**Do this:** Copy every line of the data exactly, leaving nothing out.
** START OF Supplied material **
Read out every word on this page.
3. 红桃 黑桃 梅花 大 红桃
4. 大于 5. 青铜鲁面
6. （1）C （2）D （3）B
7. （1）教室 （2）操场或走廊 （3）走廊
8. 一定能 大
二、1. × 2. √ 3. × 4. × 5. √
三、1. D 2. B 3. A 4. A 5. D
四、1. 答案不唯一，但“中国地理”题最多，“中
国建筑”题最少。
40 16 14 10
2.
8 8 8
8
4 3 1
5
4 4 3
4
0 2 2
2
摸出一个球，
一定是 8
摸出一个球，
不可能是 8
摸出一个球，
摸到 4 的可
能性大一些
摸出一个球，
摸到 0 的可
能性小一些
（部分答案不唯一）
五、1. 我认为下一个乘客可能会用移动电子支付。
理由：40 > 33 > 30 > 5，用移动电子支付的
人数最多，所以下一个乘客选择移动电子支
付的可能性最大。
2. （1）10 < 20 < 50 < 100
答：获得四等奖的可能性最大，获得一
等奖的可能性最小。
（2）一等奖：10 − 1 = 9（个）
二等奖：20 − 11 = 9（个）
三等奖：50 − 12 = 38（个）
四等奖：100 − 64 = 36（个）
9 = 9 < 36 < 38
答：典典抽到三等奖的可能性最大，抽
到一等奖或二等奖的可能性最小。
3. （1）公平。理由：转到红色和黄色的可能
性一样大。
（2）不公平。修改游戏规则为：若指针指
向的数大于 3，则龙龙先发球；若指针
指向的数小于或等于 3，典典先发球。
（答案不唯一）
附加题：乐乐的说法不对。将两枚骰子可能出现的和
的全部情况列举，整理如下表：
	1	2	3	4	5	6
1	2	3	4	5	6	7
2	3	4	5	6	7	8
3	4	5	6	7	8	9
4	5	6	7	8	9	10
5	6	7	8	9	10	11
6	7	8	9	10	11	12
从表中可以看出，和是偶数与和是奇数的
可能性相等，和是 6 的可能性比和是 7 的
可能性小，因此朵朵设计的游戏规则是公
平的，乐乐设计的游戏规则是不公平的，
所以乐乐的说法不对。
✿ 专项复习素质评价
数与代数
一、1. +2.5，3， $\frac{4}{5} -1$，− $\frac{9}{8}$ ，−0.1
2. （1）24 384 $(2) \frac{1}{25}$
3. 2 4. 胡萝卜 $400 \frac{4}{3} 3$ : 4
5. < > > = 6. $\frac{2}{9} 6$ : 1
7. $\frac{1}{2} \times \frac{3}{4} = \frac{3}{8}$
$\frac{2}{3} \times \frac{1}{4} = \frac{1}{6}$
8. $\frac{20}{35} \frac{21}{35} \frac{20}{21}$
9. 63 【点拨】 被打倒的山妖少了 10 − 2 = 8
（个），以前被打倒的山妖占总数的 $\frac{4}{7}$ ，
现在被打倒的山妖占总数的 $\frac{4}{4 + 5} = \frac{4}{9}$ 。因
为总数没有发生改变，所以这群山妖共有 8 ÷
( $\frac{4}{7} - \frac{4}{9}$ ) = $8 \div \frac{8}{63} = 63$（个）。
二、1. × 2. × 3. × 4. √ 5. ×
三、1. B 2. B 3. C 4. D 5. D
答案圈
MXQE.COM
** END OF Supplied material **
**Response for this exercise:**
Read out every word on this page.
3. 红桃 黑桃 梅花 大 红桃
4. 大于 5. 青铜鲁面
6. （1）C （2）D （3）B
7. （1）教室 （2）操场或走廊 （3）走廊
8. 一定能 大
二、1. × 2. √ 3. × 4. × 5. √
三、1. D 2. B 3. A 4. A 5. D
四、1. 答案不唯一，但“中国地理”题最多，“中
国建筑”题最少。
40 16 14 10
2.
8 8 8
8
4 3 1
5
4 4 3
4
0 2 2
2
摸出一个球，
一定是 8
摸出一个球，
不可能是 8
摸出一个球，
摸到 4 的可
能性大一些
摸出一个球，
摸到 0 的可
能性小一些
（部分答案不唯一）
五、1. 我认为下一个乘客可能会用移动电子支付。
理由：40 > 33 > 30 > 5，用移动电子支付的
人数最多，所以下一个乘客选择移动电子支
付的可能性最大。
2. （1）10 < 20 < 50 < 100
答：获得四等奖的可能性最大，获得一
等奖的可能性最小。
（2）一等奖：10 − 1 = 9（个）
二等奖：20 − 11 = 9（个）
三等奖：50 − 12 = 38（个）
四等奖：100 − 64 = 36（个）
9 = 9 < 36 < 38
答：典典抽到三等奖的可能性最大，抽
到一等奖或二等奖的可能性最小。
3. （1）公平。理由：转到红色和黄色的可能
性一样大。
（2）不公平。修改游戏规则为：若指针指
向的数大于 3，则龙龙先发球；若指针
指向的数小于或等于 3，典典先发球。
（答案不唯一）
附加题：乐乐的说法不对。将两枚骰子可能出现的和
的全部情况列举，整理如下表：
	1	2	3	4	5	6
1	2	3	4	5	6	7
2	3	4	5	6	7	8
3	4	5	6	7	8	9
4	5	6	7	8	9	10
5	6	7	8	9	10	11
6	7	8	9	10	11	12
从表中可以看出，和是偶数与和是奇数的
可能性相等，和是 6 的可能性比和是 7 的
可能性小，因此朵朵设计的游戏规则是公
平的，乐乐设计的游戏规则是不公平的，
所以乐乐的说法不对。
✿ 专项复习素质评价
数与代数
一、1. +2.5，3， $\frac{4}{5} -1$，− $\frac{9}{8}$ ，−0.1
2. （1）24 384 $(2) \frac{1}{25}$
3. 2 4. 胡萝卜 $400 \frac{4}{3} 3$ : 4
5. < > > = 6. $\frac{2}{9} 6$ : 1
7. $\frac{1}{2} \times \frac{3}{4} = \frac{3}{8}$
$\frac{2}{3} \times \frac{1}{4} = \frac{1}{6}$
8. $\frac{20}{35} \frac{21}{35} \frac{20}{21}$
9. 63 【点拨】 被打倒的山妖少了 10 − 2 = 8
（个），以前被打倒的山妖占总数的 $\frac{4}{7}$ ，
现在被打倒的山妖占总数的 $\frac{4}{4 + 5} = \frac{4}{9}$ 。因
为总数没有发生改变，所以这群山妖共有 8 ÷
( $\frac{4}{7} - \frac{4}{9}$ ) = $8 \div \frac{8}{63} = 63$（个）。
二、1. × 2. × 3. × 4. √ 5. ×
三、1. B 2. B 3. C 4. D 5. D
答案圈
MXQE.COM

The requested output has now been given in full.